Supplied records:
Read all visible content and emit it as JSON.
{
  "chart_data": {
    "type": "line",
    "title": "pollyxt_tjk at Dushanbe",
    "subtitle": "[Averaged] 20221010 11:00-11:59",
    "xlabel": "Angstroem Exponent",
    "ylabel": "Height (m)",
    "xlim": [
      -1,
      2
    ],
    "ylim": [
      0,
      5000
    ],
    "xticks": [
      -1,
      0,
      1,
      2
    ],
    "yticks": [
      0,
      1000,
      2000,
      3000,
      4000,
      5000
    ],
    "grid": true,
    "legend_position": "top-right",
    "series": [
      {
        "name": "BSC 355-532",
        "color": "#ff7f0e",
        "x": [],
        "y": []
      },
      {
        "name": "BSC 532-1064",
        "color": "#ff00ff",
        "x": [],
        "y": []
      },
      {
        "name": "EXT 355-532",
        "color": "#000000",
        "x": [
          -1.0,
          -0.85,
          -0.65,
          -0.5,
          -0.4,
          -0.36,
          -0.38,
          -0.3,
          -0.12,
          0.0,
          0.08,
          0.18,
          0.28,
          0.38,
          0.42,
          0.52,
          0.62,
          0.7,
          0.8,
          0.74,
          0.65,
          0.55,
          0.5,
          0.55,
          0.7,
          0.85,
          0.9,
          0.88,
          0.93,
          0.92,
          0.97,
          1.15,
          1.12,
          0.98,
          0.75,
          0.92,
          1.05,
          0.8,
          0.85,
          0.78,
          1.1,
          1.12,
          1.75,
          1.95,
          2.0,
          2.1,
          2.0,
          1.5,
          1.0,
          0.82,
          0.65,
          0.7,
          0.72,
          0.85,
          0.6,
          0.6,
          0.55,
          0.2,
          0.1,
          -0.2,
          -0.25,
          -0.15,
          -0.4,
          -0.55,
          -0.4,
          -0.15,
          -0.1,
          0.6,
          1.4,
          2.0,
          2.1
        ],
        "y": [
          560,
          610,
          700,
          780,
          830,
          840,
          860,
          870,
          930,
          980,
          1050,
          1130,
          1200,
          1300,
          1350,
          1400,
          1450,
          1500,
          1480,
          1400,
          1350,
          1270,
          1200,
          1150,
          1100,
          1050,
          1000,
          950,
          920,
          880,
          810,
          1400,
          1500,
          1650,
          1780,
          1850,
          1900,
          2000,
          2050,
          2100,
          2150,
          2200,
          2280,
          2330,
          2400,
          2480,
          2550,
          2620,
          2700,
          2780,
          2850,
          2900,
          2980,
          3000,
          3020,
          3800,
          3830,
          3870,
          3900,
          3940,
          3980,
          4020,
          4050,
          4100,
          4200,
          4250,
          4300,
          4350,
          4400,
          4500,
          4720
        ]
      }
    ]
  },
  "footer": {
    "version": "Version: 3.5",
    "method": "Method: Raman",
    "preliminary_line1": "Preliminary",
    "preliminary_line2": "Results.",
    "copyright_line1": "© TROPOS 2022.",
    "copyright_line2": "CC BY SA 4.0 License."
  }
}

Stated exercise: All of the data shown above must be copied exactly.

Exercise response:
Read all visible content and emit it as JSON.
{
  "chart_data": {
    "type": "line",
    "title": "pollyxt_tjk at Dushanbe",
    "subtitle": "[Averaged] 20221010 11:00-11:59",
    "xlabel": "Angstroem Exponent",
    "ylabel": "Height (m)",
    "xlim": [
      -1,
      2
    ],
    "ylim": [
      0,
      5000
    ],
    "xticks": [
      -1,
      0,
      1,
      2
    ],
    "yticks": [
      0,
      1000,
      2000,
      3000,
      4000,
      5000
    ],
    "grid": true,
    "legend_position": "top-right",
    "series": [
      {
        "name": "BSC 355-532",
        "color": "#ff7f0e",
        "x": [],
        "y": []
      },
      {
        "name": "BSC 532-1064",
        "color": "#ff00ff",
        "x": [],
        "y": []
      },
      {
        "name": "EXT 355-532",
        "color": "#000000",
        "x": [
          -1.0,
          -0.85,
          -0.65,
          -0.5,
          -0.4,
          -0.36,
          -0.38,
          -0.3,
          -0.12,
          0.0,
          0.08,
          0.18,
          0.28,
          0.38,
          0.42,
          0.52,
          0.62,
          0.7,
          0.8,
          0.74,
          0.65,
          0.55,
          0.5,
          0.55,
          0.7,
          0.85,
          0.9,
          0.88,
          0.93,
          0.92,
          0.97,
          1.15,
          1.12,
          0.98,
          0.75,
          0.92,
          1.05,
          0.8,
          0.85,
          0.78,
          1.1,
          1.12,
          1.75,
          1.95,
          2.0,
          2.1,
          2.0,
          1.5,
          1.0,
          0.82,
          0.65,
          0.7,
          0.72,
          0.85,
          0.6,
          0.6,
          0.55,
          0.2,
          0.1,
          -0.2,
          -0.25,
          -0.15,
          -0.4,
          -0.55,
          -0.4,
          -0.15,
          -0.1,
          0.6,
          1.4,
          2.0,
          2.1
        ],
        "y": [
          560,
          610,
          700,
          780,
          830,
          840,
          860,
          870,
          930,
          980,
          1050,
          1130,
          1200,
          1300,
          1350,
          1400,
          1450,
          1500,
          1480,
          1400,
          1350,
          1270,
          1200,
          1150,
          1100,
          1050,
          1000,
          950,
          920,
          880,
          810,
          1400,
          1500,
          1650,
          1780,
          1850,
          1900,
          2000,
          2050,
          2100,
          2150,
          2200,
          2280,
          2330,
          2400,
          2480,
          2550,
          2620,
          2700,
          2780,
          2850,
          2900,
          2980,
          3000,
          3020,
          3800,
          3830,
          3870,
          3900,
          3940,
          3980,
          4020,
          4050,
          4100,
          4200,
          4250,
          4300,
          4350,
          4400,
          4500,
          4720
        ]
      }
    ]
  },
  "footer": {
    "version": "Version: 3.5",
    "method": "Method: Raman",
    "preliminary_line1": "Preliminary",
    "preliminary_line2": "Results.",
    "copyright_line1": "© TROPOS 2022.",
    "copyright_line2": "CC BY SA 4.0 License."
  }
}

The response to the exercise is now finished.